▸ **Problem**
Which lines below hold the word "false"? Copy all of them.
** Start **
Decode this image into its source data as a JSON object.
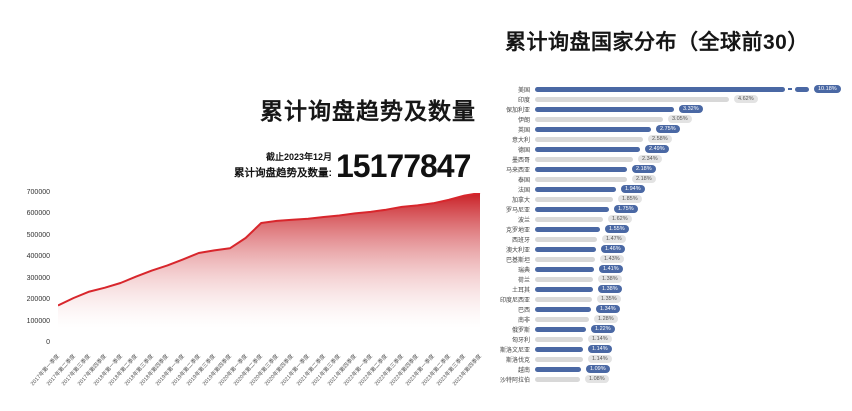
{
  "left_panel": {
    "as_of_label": "截止2023年12月",
    "total_label": "累计询盘趋势及数量:",
    "total_value": "15177847"
  },
  "colors": {
    "area_line": "#d8262c",
    "area_fill_top": "#c92026",
    "bar_blue": "#4a68a4",
    "bar_gray": "#d8d8d8",
    "pill_gray_bg": "#e3e3e3",
    "pill_gray_text": "#555555",
    "pill_blue_text": "#ffffff",
    "title_text": "#161616"
  },
  "chart_data": [
    {
      "type": "area",
      "title": "累计询盘趋势及数量",
      "x": [
        "2017年第一季度",
        "2017年第二季度",
        "2017年第三季度",
        "2017年第四季度",
        "2018年第一季度",
        "2018年第二季度",
        "2018年第三季度",
        "2018年第四季度",
        "2019年第一季度",
        "2019年第二季度",
        "2019年第三季度",
        "2019年第四季度",
        "2020年第一季度",
        "2020年第二季度",
        "2020年第三季度",
        "2020年第四季度",
        "2021年第一季度",
        "2021年第二季度",
        "2021年第三季度",
        "2021年第四季度",
        "2022年第一季度",
        "2022年第二季度",
        "2022年第三季度",
        "2022年第四季度",
        "2023年第一季度",
        "2023年第二季度",
        "2023年第三季度",
        "2023年第四季度"
      ],
      "values": [
        175000,
        210000,
        240000,
        258000,
        280000,
        310000,
        338000,
        362000,
        390000,
        420000,
        432000,
        442000,
        490000,
        560000,
        570000,
        575000,
        580000,
        588000,
        595000,
        605000,
        612000,
        622000,
        635000,
        642000,
        652000,
        668000,
        688000,
        700000
      ],
      "ylim": [
        0,
        700000
      ],
      "yticks": [
        0,
        100000,
        200000,
        300000,
        400000,
        500000,
        600000,
        700000
      ],
      "grid": false,
      "legend": false,
      "annotation": {
        "as_of": "截止2023年12月",
        "cumulative_total": 15177847
      }
    },
    {
      "type": "bar",
      "orientation": "horizontal",
      "title": "累计询盘国家分布（全球前30）",
      "categories": [
        "美国",
        "印度",
        "保加利亚",
        "伊朗",
        "英国",
        "意大利",
        "德国",
        "墨西哥",
        "马来西亚",
        "泰国",
        "法国",
        "加拿大",
        "罗马尼亚",
        "波兰",
        "克罗地亚",
        "西班牙",
        "澳大利亚",
        "巴基斯坦",
        "瑞典",
        "荷兰",
        "土耳其",
        "印度尼西亚",
        "巴西",
        "南非",
        "俄罗斯",
        "匈牙利",
        "斯洛文尼亚",
        "斯洛伐克",
        "越南",
        "沙特阿拉伯"
      ],
      "values": [
        10.18,
        4.62,
        3.32,
        3.05,
        2.75,
        2.58,
        2.49,
        2.34,
        2.18,
        2.18,
        1.94,
        1.85,
        1.75,
        1.62,
        1.55,
        1.47,
        1.46,
        1.43,
        1.41,
        1.38,
        1.38,
        1.35,
        1.34,
        1.28,
        1.22,
        1.14,
        1.14,
        1.14,
        1.09,
        1.08
      ],
      "labels": [
        "10.18%",
        "4.62%",
        "3.32%",
        "3.05%",
        "2.75%",
        "2.58%",
        "2.49%",
        "2.34%",
        "2.18%",
        "2.18%",
        "1.94%",
        "1.85%",
        "1.75%",
        "1.62%",
        "1.55%",
        "1.47%",
        "1.46%",
        "1.43%",
        "1.41%",
        "1.38%",
        "1.38%",
        "1.35%",
        "1.34%",
        "1.28%",
        "1.22%",
        "1.14%",
        "1.14%",
        "1.14%",
        "1.09%",
        "1.08%"
      ],
      "bar_color_pattern": [
        "blue",
        "gray"
      ],
      "axis_break_on_first_bar": true,
      "legend": false,
      "grid": false
    }
  ]
}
** End **
▸ **Task output**
      "grid": false,
      "legend": false,
      "legend": false,
      "grid": false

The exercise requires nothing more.